**Work to do:**
Determine the count of lines holding the string "millones". Return only the number.

[Stored entries]
/---

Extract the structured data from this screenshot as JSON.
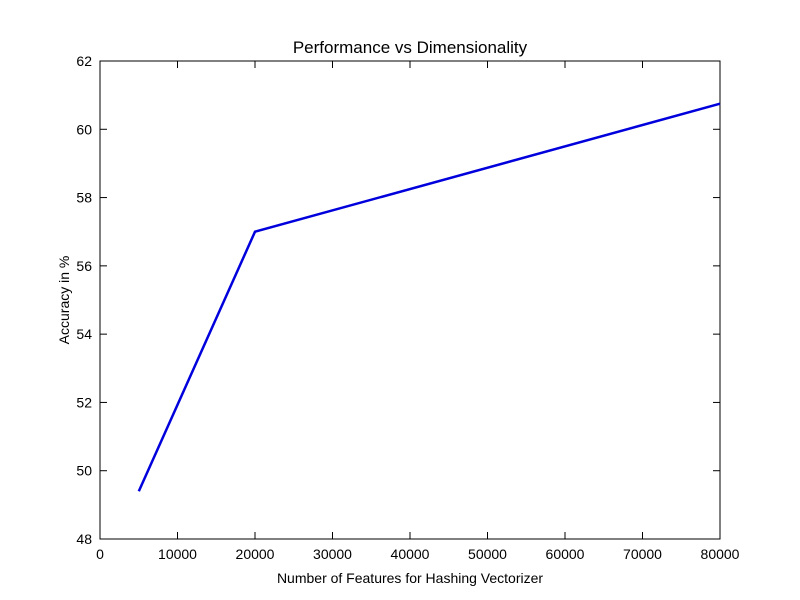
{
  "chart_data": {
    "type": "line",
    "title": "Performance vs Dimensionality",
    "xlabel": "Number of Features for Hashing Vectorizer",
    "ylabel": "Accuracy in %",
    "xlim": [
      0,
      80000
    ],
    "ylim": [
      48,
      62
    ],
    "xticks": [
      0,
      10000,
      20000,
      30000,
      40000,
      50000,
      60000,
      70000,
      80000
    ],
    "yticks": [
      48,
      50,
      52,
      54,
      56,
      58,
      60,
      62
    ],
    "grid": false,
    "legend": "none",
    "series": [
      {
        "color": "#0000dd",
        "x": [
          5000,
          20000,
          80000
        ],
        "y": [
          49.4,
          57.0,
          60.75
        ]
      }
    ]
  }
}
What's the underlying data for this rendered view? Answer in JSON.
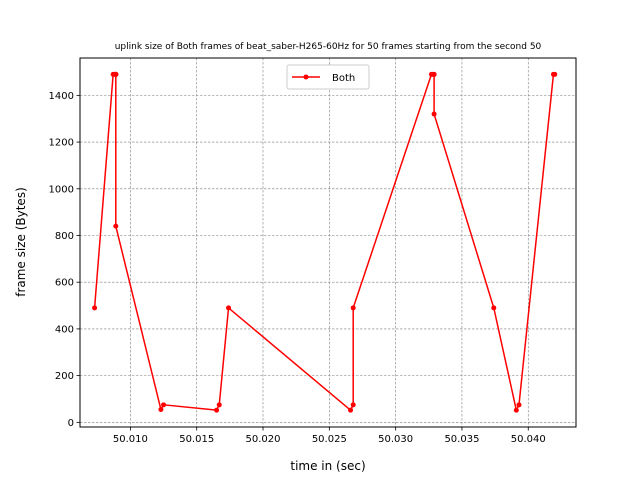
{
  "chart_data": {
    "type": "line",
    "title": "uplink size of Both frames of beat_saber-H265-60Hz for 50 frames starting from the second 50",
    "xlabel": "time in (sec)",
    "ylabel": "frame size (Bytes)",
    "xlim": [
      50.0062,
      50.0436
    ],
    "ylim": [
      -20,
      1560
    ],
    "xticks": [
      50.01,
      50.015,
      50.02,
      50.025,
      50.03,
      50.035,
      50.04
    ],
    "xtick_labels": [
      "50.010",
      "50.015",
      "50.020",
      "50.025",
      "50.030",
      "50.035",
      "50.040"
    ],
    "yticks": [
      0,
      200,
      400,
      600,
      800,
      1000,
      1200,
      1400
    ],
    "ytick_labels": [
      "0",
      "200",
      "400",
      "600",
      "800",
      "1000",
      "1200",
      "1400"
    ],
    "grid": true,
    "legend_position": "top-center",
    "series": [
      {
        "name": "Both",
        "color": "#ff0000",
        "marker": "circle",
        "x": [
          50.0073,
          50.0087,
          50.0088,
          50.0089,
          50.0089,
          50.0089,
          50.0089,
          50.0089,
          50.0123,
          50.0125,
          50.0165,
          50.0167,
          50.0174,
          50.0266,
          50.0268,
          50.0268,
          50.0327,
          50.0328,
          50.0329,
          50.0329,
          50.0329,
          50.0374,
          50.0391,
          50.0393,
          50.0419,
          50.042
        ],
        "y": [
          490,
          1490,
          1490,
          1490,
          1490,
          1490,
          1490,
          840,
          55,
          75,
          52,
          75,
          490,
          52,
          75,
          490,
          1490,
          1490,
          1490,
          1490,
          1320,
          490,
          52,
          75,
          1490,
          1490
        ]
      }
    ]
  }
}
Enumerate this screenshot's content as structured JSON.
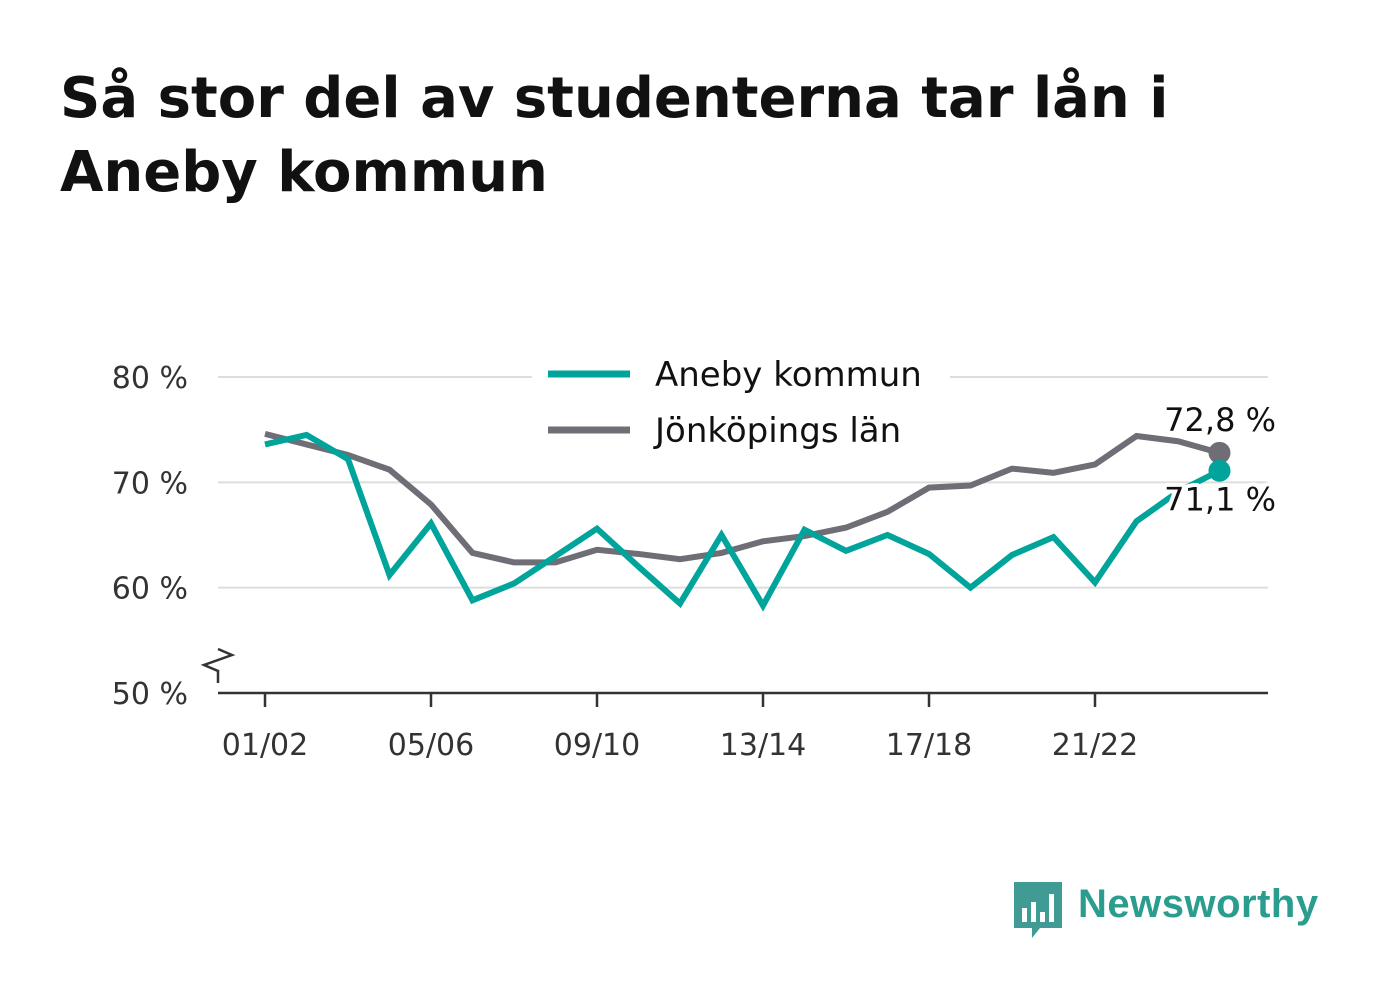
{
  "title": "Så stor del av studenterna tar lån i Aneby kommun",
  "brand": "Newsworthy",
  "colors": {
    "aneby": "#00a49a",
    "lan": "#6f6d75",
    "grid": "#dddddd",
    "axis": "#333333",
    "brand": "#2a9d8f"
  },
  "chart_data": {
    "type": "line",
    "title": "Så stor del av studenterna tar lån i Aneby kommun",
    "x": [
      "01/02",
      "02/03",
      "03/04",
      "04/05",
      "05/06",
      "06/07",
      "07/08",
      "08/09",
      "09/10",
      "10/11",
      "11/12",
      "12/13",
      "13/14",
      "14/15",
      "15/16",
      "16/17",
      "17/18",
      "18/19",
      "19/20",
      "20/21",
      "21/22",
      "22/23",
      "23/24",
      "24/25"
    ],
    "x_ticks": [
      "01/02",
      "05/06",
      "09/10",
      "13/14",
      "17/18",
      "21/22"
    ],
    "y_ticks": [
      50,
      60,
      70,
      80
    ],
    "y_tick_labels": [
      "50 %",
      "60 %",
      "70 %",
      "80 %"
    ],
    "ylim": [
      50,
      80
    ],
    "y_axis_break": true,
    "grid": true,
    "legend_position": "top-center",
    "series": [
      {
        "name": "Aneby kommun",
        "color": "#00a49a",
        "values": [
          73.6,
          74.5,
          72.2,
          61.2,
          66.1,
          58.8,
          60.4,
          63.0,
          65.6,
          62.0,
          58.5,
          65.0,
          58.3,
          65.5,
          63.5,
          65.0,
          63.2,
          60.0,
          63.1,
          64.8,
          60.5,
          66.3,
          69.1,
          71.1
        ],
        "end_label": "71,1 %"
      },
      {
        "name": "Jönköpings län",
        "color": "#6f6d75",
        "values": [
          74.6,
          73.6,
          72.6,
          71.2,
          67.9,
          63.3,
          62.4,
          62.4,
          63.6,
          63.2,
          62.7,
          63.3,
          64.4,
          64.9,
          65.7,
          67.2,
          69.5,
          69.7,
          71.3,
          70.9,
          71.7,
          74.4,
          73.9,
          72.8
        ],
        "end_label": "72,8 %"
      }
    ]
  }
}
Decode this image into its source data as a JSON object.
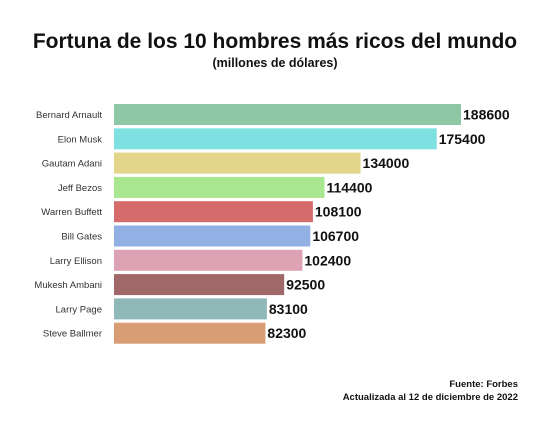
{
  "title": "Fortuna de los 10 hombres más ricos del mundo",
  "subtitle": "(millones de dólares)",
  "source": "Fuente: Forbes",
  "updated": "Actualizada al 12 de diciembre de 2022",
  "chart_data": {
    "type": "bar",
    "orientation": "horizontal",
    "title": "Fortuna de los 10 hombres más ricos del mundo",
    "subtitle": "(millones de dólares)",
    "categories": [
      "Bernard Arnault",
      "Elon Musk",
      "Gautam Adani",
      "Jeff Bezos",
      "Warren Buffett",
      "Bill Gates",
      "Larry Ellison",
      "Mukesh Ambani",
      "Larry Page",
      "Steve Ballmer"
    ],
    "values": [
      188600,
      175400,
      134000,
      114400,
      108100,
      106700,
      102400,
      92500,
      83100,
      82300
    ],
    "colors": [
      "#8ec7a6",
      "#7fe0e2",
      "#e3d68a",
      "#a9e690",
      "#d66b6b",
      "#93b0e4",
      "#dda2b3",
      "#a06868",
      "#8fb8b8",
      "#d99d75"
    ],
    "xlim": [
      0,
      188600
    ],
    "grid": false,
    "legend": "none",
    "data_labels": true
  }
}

\---
/---

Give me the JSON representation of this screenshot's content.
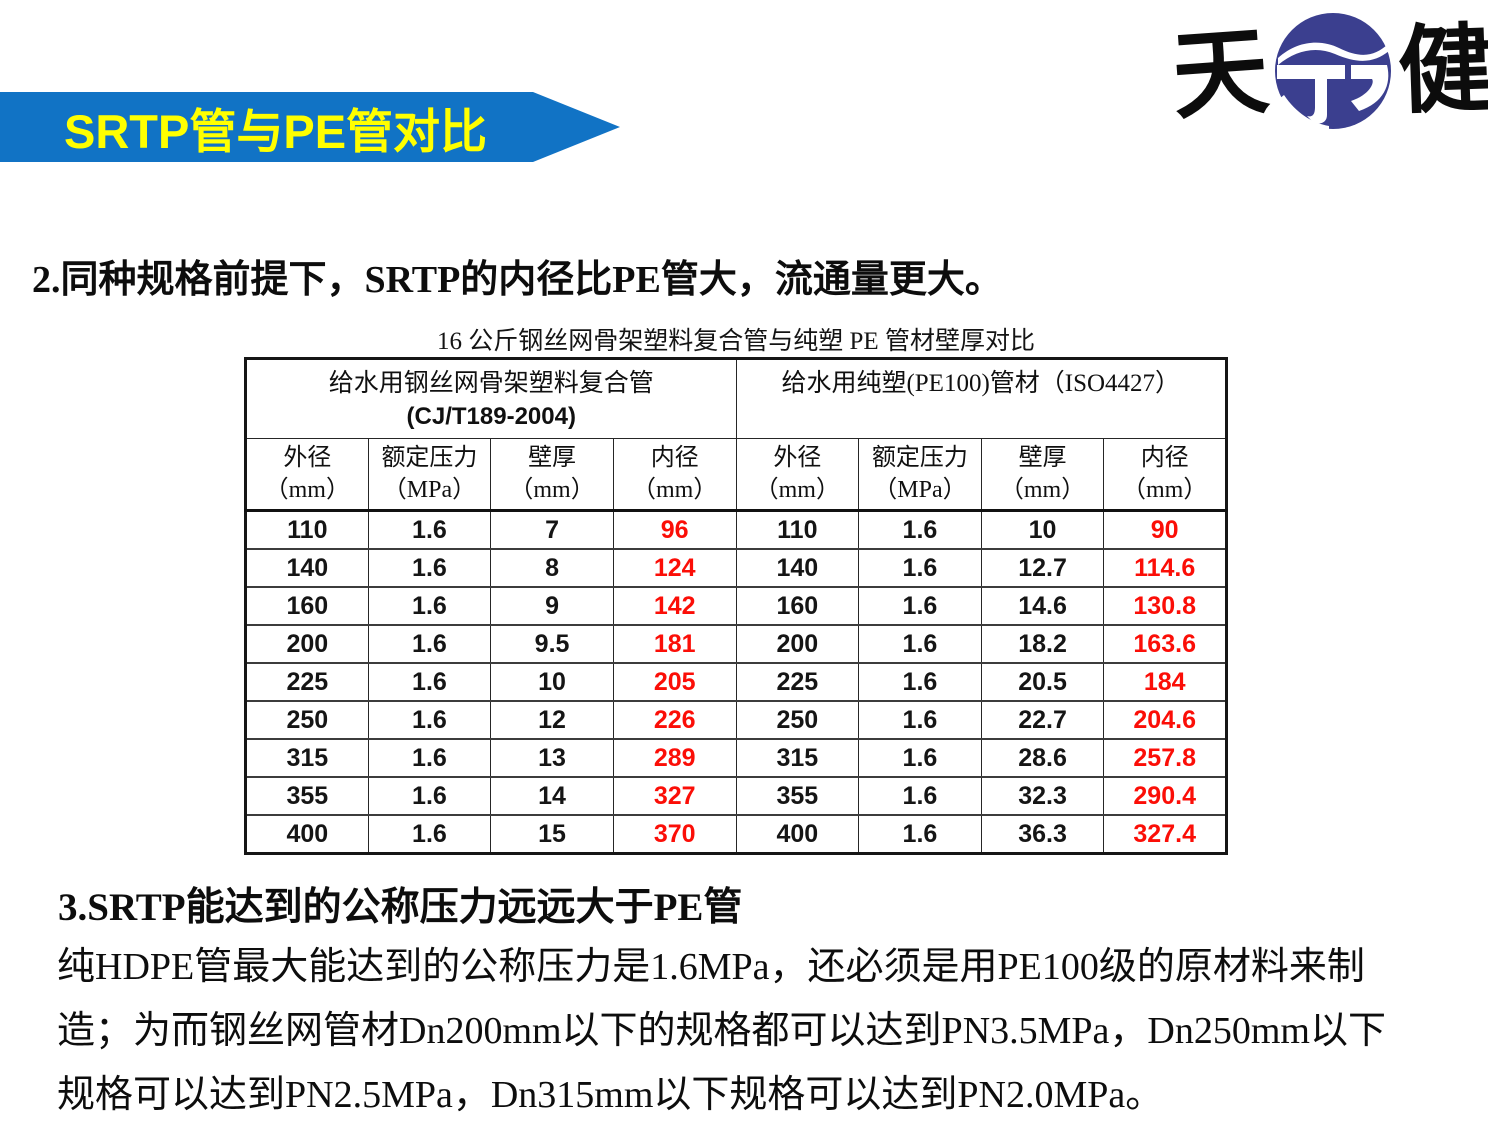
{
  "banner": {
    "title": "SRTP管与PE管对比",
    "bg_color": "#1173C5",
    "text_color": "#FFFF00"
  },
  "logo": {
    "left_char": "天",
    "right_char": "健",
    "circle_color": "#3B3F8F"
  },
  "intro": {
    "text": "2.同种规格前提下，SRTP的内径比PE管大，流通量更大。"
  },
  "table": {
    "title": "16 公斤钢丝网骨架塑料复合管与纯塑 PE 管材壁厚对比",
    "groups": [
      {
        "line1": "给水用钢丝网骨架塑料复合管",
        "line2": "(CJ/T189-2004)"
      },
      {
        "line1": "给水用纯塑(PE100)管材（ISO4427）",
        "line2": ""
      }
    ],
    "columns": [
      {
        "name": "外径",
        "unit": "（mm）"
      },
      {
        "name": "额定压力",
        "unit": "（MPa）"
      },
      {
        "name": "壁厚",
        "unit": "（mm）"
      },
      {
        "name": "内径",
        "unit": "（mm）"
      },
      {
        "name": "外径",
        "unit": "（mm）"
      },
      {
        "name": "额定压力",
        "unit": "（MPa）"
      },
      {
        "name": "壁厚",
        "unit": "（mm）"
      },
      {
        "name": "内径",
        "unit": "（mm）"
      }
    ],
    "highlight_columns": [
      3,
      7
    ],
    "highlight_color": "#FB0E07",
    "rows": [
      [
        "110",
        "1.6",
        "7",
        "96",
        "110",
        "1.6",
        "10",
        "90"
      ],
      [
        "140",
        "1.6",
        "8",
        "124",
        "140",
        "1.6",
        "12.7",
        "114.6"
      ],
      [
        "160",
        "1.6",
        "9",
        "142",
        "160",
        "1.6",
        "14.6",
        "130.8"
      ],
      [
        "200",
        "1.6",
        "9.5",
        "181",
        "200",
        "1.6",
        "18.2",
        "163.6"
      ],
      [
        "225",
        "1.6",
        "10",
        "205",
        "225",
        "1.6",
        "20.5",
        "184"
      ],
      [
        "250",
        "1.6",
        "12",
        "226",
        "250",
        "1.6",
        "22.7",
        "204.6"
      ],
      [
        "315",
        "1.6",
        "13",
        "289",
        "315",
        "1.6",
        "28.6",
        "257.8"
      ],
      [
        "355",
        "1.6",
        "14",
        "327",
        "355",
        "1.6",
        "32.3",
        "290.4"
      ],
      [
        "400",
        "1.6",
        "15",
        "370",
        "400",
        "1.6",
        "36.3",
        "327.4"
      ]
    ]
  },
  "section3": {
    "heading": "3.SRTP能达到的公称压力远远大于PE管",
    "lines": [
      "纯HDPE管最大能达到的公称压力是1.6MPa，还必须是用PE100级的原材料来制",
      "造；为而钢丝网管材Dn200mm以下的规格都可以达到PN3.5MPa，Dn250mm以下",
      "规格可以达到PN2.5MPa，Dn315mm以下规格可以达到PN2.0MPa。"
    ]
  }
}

\---

**Solved exercise:**
2